A run of records:
◇ ◇ ◇ ◇ ◇
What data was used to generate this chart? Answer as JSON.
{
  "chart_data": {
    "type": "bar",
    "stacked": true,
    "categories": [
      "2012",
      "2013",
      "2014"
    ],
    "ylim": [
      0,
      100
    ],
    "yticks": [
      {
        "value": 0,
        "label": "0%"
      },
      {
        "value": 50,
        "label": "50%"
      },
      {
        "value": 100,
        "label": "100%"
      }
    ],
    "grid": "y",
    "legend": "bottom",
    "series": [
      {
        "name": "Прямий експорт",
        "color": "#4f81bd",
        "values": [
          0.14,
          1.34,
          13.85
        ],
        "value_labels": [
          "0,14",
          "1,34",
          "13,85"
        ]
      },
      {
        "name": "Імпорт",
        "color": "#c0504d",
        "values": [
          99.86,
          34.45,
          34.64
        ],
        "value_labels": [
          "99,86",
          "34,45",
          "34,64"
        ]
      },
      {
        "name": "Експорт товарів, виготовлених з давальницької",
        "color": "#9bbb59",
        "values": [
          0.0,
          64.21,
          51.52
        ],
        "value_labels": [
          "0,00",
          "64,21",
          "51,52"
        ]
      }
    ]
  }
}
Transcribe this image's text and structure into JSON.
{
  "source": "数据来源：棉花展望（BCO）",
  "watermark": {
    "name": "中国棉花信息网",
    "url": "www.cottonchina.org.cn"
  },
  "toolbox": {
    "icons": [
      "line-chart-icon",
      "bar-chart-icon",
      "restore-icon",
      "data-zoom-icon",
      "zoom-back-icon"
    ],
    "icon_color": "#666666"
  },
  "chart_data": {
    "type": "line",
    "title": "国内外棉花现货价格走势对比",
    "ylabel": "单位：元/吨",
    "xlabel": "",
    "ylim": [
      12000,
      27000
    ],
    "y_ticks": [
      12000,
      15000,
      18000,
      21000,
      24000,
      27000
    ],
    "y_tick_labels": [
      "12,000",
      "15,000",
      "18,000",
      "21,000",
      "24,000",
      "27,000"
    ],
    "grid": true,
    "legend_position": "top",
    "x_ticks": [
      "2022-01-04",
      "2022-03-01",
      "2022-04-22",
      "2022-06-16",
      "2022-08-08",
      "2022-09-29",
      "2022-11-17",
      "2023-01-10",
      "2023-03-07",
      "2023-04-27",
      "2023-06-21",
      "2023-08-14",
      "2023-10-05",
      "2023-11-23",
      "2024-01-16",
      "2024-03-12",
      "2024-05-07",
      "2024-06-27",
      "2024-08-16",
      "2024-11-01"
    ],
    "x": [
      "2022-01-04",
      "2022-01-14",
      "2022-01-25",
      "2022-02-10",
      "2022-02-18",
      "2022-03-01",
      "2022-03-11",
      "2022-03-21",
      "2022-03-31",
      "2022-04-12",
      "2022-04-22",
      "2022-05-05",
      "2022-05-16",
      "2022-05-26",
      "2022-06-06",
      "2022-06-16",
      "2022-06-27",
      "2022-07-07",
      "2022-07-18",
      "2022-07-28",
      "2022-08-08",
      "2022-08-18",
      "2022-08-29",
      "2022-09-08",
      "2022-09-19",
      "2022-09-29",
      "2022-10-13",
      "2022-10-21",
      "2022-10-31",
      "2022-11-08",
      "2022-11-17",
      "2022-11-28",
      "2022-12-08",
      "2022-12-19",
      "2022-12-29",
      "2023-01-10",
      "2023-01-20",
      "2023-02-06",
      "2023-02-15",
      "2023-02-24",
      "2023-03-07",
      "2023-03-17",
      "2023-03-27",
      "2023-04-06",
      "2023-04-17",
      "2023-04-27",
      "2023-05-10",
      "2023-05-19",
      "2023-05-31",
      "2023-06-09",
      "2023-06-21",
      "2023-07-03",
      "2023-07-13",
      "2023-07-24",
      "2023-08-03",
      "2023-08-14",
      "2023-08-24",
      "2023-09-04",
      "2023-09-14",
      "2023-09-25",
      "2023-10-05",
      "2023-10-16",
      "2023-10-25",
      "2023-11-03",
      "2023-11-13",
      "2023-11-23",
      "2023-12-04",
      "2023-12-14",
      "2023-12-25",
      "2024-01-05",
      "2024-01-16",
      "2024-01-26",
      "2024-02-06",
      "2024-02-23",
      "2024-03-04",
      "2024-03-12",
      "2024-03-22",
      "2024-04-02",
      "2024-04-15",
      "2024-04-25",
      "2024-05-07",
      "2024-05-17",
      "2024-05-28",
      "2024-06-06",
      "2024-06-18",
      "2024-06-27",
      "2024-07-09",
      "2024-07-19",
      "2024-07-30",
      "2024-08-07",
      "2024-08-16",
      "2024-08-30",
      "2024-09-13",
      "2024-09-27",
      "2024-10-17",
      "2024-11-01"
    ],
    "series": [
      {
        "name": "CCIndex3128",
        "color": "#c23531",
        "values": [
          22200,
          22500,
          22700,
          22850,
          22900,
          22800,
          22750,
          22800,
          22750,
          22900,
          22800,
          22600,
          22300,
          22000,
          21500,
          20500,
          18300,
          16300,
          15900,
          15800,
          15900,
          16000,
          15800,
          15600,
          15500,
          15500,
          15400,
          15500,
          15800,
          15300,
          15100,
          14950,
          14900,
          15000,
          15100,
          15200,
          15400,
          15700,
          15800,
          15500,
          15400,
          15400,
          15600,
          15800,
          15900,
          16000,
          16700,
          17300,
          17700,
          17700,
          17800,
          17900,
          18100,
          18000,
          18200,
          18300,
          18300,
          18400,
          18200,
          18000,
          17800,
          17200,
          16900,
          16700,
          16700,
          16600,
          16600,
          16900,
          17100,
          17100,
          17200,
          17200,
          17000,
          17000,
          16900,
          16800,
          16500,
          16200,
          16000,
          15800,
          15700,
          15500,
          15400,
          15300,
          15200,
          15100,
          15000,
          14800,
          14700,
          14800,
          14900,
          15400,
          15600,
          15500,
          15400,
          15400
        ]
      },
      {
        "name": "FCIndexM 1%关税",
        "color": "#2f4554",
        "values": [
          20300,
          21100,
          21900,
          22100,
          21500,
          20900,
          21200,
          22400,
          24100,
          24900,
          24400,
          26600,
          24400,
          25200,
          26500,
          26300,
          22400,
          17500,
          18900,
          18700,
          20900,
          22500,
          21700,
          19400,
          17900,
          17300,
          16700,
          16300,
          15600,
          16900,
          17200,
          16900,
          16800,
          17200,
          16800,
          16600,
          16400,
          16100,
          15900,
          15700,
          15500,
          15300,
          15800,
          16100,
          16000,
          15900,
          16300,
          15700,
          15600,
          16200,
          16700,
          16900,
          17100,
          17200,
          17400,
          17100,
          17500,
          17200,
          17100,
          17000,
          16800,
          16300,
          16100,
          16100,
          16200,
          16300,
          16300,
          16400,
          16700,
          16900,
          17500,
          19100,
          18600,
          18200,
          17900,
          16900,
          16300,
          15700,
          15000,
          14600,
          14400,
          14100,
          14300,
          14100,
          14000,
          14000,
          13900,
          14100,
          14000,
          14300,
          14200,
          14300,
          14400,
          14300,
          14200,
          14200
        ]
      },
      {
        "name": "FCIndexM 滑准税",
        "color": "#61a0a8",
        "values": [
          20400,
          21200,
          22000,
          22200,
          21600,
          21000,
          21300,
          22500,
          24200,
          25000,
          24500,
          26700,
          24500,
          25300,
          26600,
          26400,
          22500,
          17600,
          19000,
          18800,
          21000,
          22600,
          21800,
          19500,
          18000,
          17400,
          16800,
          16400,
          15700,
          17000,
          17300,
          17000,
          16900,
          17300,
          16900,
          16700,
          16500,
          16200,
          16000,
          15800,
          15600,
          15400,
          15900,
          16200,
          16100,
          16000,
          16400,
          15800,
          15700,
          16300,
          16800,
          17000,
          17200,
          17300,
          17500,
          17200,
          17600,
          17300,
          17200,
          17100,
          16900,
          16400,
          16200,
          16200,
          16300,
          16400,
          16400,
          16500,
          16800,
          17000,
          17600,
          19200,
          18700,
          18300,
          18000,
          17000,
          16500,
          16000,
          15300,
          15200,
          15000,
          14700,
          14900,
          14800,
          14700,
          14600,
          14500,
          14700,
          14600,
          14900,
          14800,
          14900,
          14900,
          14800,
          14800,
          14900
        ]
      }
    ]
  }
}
◇ ◇ ◇ ◇ ◇
→ THE EXERCISE
Pull out all lines of the data with the string "FCIndexM".

→ TASK SOLUTION
        "name": "FCIndexM 1%关税",
        "name": "FCIndexM 滑准税",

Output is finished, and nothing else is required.